Records excerpted from a collection:
• • • • • • •
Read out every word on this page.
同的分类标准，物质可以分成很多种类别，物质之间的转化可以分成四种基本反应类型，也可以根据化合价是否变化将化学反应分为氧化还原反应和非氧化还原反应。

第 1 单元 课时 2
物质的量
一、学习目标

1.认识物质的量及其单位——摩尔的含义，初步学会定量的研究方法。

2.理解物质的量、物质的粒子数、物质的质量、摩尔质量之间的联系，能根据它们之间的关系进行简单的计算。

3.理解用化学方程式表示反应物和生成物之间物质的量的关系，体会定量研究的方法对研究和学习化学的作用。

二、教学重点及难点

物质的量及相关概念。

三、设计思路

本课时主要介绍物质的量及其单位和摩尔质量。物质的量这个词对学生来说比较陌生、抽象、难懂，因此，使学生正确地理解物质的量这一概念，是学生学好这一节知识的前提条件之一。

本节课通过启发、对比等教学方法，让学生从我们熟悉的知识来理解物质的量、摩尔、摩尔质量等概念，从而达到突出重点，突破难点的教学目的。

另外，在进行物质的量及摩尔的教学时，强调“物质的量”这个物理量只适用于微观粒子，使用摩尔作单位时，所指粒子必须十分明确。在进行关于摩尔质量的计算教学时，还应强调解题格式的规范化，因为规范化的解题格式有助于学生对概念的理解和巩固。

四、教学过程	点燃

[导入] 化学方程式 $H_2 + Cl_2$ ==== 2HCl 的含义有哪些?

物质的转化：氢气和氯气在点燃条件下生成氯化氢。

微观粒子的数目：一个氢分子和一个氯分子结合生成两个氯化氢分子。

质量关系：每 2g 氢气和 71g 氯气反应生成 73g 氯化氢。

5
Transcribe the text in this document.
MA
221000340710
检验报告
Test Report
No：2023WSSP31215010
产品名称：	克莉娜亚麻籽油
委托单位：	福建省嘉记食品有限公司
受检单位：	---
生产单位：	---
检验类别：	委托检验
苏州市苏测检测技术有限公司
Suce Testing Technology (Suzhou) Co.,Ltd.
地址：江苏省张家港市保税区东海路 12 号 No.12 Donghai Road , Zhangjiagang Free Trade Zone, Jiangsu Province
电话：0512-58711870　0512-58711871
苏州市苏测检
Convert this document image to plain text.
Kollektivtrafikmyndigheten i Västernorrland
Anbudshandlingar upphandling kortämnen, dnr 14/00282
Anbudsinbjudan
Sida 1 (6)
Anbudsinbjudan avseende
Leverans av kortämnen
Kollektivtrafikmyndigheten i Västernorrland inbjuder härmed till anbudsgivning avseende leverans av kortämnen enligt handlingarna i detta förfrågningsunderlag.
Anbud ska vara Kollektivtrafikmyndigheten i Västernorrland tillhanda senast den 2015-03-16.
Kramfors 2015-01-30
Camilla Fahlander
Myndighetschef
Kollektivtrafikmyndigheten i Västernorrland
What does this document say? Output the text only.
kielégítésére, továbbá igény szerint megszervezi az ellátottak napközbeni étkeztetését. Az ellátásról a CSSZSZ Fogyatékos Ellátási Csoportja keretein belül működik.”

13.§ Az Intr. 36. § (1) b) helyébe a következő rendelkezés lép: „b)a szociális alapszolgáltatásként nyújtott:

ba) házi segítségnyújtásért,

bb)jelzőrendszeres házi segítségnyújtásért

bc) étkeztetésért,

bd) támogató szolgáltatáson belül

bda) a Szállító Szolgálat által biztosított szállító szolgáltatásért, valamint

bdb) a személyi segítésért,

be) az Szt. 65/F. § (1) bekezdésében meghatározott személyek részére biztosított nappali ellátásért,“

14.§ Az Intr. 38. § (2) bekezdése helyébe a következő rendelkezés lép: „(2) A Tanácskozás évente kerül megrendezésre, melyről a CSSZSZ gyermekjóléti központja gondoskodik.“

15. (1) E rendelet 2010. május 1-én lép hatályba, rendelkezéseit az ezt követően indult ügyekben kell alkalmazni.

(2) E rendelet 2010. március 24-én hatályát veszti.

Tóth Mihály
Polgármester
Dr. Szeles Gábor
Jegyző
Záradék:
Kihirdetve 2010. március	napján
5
• • • • • • •
Exercise: Please quote every record above exactly as it appears.

Response below:
Read out every word on this page.
同的分类标准，物质可以分成很多种类别，物质之间的转化可以分成四种基本反应类型，也可以根据化合价是否变化将化学反应分为氧化还原反应和非氧化还原反应。

第 1 单元 课时 2
物质的量
一、学习目标

1.认识物质的量及其单位——摩尔的含义，初步学会定量的研究方法。

2.理解物质的量、物质的粒子数、物质的质量、摩尔质量之间的联系，能根据它们之间的关系进行简单的计算。

3.理解用化学方程式表示反应物和生成物之间物质的量的关系，体会定量研究的方法对研究和学习化学的作用。

二、教学重点及难点

物质的量及相关概念。

三、设计思路

本课时主要介绍物质的量及其单位和摩尔质量。物质的量这个词对学生来说比较陌生、抽象、难懂，因此，使学生正确地理解物质的量这一概念，是学生学好这一节知识的前提条件之一。

本节课通过启发、对比等教学方法，让学生从我们熟悉的知识来理解物质的量、摩尔、摩尔质量等概念，从而达到突出重点，突破难点的教学目的。

另外，在进行物质的量及摩尔的教学时，强调“物质的量”这个物理量只适用于微观粒子，使用摩尔作单位时，所指粒子必须十分明确。在进行关于摩尔质量的计算教学时，还应强调解题格式的规范化，因为规范化的解题格式有助于学生对概念的理解和巩固。

四、教学过程	点燃

[导入] 化学方程式 $H_2 + Cl_2$ ==== 2HCl 的含义有哪些?

物质的转化：氢气和氯气在点燃条件下生成氯化氢。

微观粒子的数目：一个氢分子和一个氯分子结合生成两个氯化氢分子。

质量关系：每 2g 氢气和 71g 氯气反应生成 73g 氯化氢。

5
Transcribe the text in this document.
MA
221000340710
检验报告
Test Report
No：2023WSSP31215010
产品名称：	克莉娜亚麻籽油
委托单位：	福建省嘉记食品有限公司
受检单位：	---
生产单位：	---
检验类别：	委托检验
苏州市苏测检测技术有限公司
Suce Testing Technology (Suzhou) Co.,Ltd.
地址：江苏省张家港市保税区东海路 12 号 No.12 Donghai Road , Zhangjiagang Free Trade Zone, Jiangsu Province
电话：0512-58711870　0512-58711871
苏州市苏测检
Convert this document image to plain text.
Kollektivtrafikmyndigheten i Västernorrland
Anbudshandlingar upphandling kortämnen, dnr 14/00282
Anbudsinbjudan
Sida 1 (6)
Anbudsinbjudan avseende
Leverans av kortämnen
Kollektivtrafikmyndigheten i Västernorrland inbjuder härmed till anbudsgivning avseende leverans av kortämnen enligt handlingarna i detta förfrågningsunderlag.
Anbud ska vara Kollektivtrafikmyndigheten i Västernorrland tillhanda senast den 2015-03-16.
Kramfors 2015-01-30
Camilla Fahlander
Myndighetschef
Kollektivtrafikmyndigheten i Västernorrland
What does this document say? Output the text only.
kielégítésére, továbbá igény szerint megszervezi az ellátottak napközbeni étkeztetését. Az ellátásról a CSSZSZ Fogyatékos Ellátási Csoportja keretein belül működik.”

13.§ Az Intr. 36. § (1) b) helyébe a következő rendelkezés lép: „b)a szociális alapszolgáltatásként nyújtott:

ba) házi segítségnyújtásért,

bb)jelzőrendszeres házi segítségnyújtásért

bc) étkeztetésért,

bd) támogató szolgáltatáson belül

bda) a Szállító Szolgálat által biztosított szállító szolgáltatásért, valamint

bdb) a személyi segítésért,

be) az Szt. 65/F. § (1) bekezdésében meghatározott személyek részére biztosított nappali ellátásért,“

14.§ Az Intr. 38. § (2) bekezdése helyébe a következő rendelkezés lép: „(2) A Tanácskozás évente kerül megrendezésre, melyről a CSSZSZ gyermekjóléti központja gondoskodik.“

15. (1) E rendelet 2010. május 1-én lép hatályba, rendelkezéseit az ezt követően indult ügyekben kell alkalmazni.

(2) E rendelet 2010. március 24-én hatályát veszti.

Tóth Mihály
Polgármester
Dr. Szeles Gábor
Jegyző
Záradék:
Kihirdetve 2010. március	napján
5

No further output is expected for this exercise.